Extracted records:
-- -- --
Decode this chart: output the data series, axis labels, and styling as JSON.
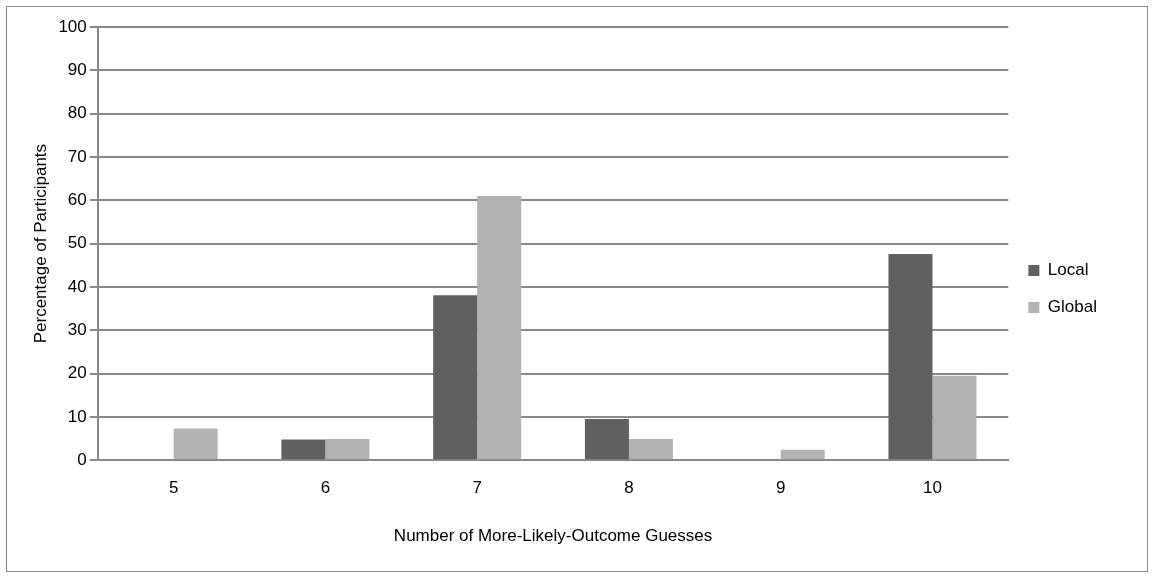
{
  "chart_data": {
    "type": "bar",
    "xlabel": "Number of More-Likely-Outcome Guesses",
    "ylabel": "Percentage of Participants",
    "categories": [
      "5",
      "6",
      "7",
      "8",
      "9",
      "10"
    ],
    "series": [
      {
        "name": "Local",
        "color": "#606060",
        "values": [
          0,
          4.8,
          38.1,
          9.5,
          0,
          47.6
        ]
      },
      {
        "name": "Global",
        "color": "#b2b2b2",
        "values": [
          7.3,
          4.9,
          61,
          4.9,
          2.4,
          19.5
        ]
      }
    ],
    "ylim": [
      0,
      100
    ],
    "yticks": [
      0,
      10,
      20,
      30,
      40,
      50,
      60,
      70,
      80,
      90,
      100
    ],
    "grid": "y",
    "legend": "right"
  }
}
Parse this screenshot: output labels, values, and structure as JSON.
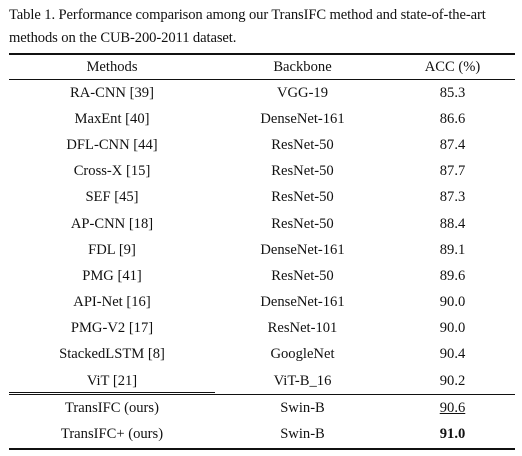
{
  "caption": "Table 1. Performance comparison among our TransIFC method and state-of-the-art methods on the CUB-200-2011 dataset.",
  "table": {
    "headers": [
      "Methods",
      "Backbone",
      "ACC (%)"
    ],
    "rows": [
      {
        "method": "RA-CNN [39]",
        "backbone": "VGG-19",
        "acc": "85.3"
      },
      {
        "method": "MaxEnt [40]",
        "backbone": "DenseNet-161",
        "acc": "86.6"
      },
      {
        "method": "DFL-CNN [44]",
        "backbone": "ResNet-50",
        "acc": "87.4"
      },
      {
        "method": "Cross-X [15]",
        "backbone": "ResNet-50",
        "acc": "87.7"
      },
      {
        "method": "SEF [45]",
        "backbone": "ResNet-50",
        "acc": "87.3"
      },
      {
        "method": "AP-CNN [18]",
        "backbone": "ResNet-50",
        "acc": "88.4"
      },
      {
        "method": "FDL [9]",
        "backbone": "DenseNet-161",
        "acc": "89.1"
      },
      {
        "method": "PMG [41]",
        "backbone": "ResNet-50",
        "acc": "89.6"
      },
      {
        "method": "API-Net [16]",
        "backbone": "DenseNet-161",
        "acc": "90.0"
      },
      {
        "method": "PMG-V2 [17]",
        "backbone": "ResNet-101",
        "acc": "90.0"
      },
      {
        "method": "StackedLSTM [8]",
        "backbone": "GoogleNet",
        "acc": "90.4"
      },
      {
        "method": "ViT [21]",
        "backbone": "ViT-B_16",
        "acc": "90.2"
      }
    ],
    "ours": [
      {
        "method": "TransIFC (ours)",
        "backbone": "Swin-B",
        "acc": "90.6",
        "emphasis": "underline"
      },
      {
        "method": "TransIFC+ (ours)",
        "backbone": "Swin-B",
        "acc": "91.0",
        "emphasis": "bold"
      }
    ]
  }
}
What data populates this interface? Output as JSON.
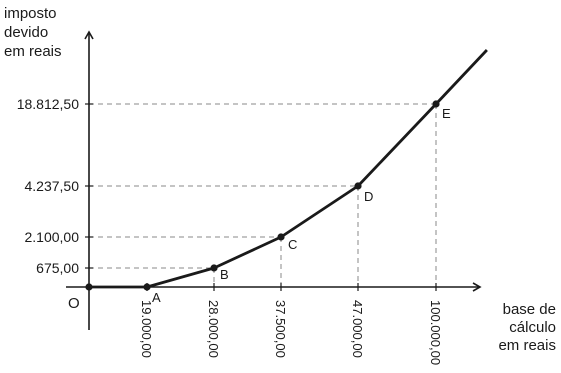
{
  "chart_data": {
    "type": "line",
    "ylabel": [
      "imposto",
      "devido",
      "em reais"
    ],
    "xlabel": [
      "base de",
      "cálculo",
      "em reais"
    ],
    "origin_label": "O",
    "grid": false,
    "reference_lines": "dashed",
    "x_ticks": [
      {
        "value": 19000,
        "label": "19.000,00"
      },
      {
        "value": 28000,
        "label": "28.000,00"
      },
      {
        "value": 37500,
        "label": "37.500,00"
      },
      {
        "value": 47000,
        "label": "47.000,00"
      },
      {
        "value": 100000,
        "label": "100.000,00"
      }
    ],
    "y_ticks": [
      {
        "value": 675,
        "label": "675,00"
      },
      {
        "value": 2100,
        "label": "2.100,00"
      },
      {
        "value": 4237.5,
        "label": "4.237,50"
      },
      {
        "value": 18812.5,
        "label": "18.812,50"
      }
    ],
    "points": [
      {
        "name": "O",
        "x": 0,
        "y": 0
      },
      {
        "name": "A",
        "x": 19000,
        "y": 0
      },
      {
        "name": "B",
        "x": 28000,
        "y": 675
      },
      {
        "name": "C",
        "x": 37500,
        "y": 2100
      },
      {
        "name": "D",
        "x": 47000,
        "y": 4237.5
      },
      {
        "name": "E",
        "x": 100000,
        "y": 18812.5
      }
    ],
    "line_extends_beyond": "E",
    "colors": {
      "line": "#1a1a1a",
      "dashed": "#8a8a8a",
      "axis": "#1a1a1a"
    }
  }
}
-- -- --
Omit any images, then output the listing exactly.

Decode this chart: output the data series, axis labels, and styling as JSON.
{
  "chart_data": {
    "type": "bar",
    "xlabel": "Number of More-Likely-Outcome Guesses",
    "ylabel": "Percentage of Participants",
    "categories": [
      "5",
      "6",
      "7",
      "8",
      "9",
      "10"
    ],
    "series": [
      {
        "name": "Local",
        "color": "#606060",
        "values": [
          0,
          4.8,
          38.1,
          9.5,
          0,
          47.6
        ]
      },
      {
        "name": "Global",
        "color": "#b2b2b2",
        "values": [
          7.3,
          4.9,
          61,
          4.9,
          2.4,
          19.5
        ]
      }
    ],
    "ylim": [
      0,
      100
    ],
    "yticks": [
      0,
      10,
      20,
      30,
      40,
      50,
      60,
      70,
      80,
      90,
      100
    ],
    "grid": "y",
    "legend": "right"
  }
}
Parse this screenshot: output labels, values, and structure as JSON.
{
  "caption": "Table 1. Performance comparison among our TransIFC method and state-of-the-art methods on the CUB-200-2011 dataset.",
  "table": {
    "headers": [
      "Methods",
      "Backbone",
      "ACC (%)"
    ],
    "rows": [
      {
        "method": "RA-CNN [39]",
        "backbone": "VGG-19",
        "acc": "85.3"
      },
      {
        "method": "MaxEnt [40]",
        "backbone": "DenseNet-161",
        "acc": "86.6"
      },
      {
        "method": "DFL-CNN [44]",
        "backbone": "ResNet-50",
        "acc": "87.4"
      },
      {
        "method": "Cross-X [15]",
        "backbone": "ResNet-50",
        "acc": "87.7"
      },
      {
        "method": "SEF [45]",
        "backbone": "ResNet-50",
        "acc": "87.3"
      },
      {
        "method": "AP-CNN [18]",
        "backbone": "ResNet-50",
        "acc": "88.4"
      },
      {
        "method": "FDL [9]",
        "backbone": "DenseNet-161",
        "acc": "89.1"
      },
      {
        "method": "PMG [41]",
        "backbone": "ResNet-50",
        "acc": "89.6"
      },
      {
        "method": "API-Net [16]",
        "backbone": "DenseNet-161",
        "acc": "90.0"
      },
      {
        "method": "PMG-V2 [17]",
        "backbone": "ResNet-101",
        "acc": "90.0"
      },
      {
        "method": "StackedLSTM [8]",
        "backbone": "GoogleNet",
        "acc": "90.4"
      },
      {
        "method": "ViT [21]",
        "backbone": "ViT-B_16",
        "acc": "90.2"
      }
    ],
    "ours": [
      {
        "method": "TransIFC (ours)",
        "backbone": "Swin-B",
        "acc": "90.6",
        "emphasis": "underline"
      },
      {
        "method": "TransIFC+ (ours)",
        "backbone": "Swin-B",
        "acc": "91.0",
        "emphasis": "bold"
      }
    ]
  }
}
What data populates this interface? Output as JSON.
{
  "chart_data": {
    "type": "line",
    "ylabel": [
      "imposto",
      "devido",
      "em reais"
    ],
    "xlabel": [
      "base de",
      "cálculo",
      "em reais"
    ],
    "origin_label": "O",
    "grid": false,
    "reference_lines": "dashed",
    "x_ticks": [
      {
        "value": 19000,
        "label": "19.000,00"
      },
      {
        "value": 28000,
        "label": "28.000,00"
      },
      {
        "value": 37500,
        "label": "37.500,00"
      },
      {
        "value": 47000,
        "label": "47.000,00"
      },
      {
        "value": 100000,
        "label": "100.000,00"
      }
    ],
    "y_ticks": [
      {
        "value": 675,
        "label": "675,00"
      },
      {
        "value": 2100,
        "label": "2.100,00"
      },
      {
        "value": 4237.5,
        "label": "4.237,50"
      },
      {
        "value": 18812.5,
        "label": "18.812,50"
      }
    ],
    "points": [
      {
        "name": "O",
        "x": 0,
        "y": 0
      },
      {
        "name": "A",
        "x": 19000,
        "y": 0
      },
      {
        "name": "B",
        "x": 28000,
        "y": 675
      },
      {
        "name": "C",
        "x": 37500,
        "y": 2100
      },
      {
        "name": "D",
        "x": 47000,
        "y": 4237.5
      },
      {
        "name": "E",
        "x": 100000,
        "y": 18812.5
      }
    ],
    "line_extends_beyond": "E",
    "colors": {
      "line": "#1a1a1a",
      "dashed": "#8a8a8a",
      "axis": "#1a1a1a"
    }
  }
}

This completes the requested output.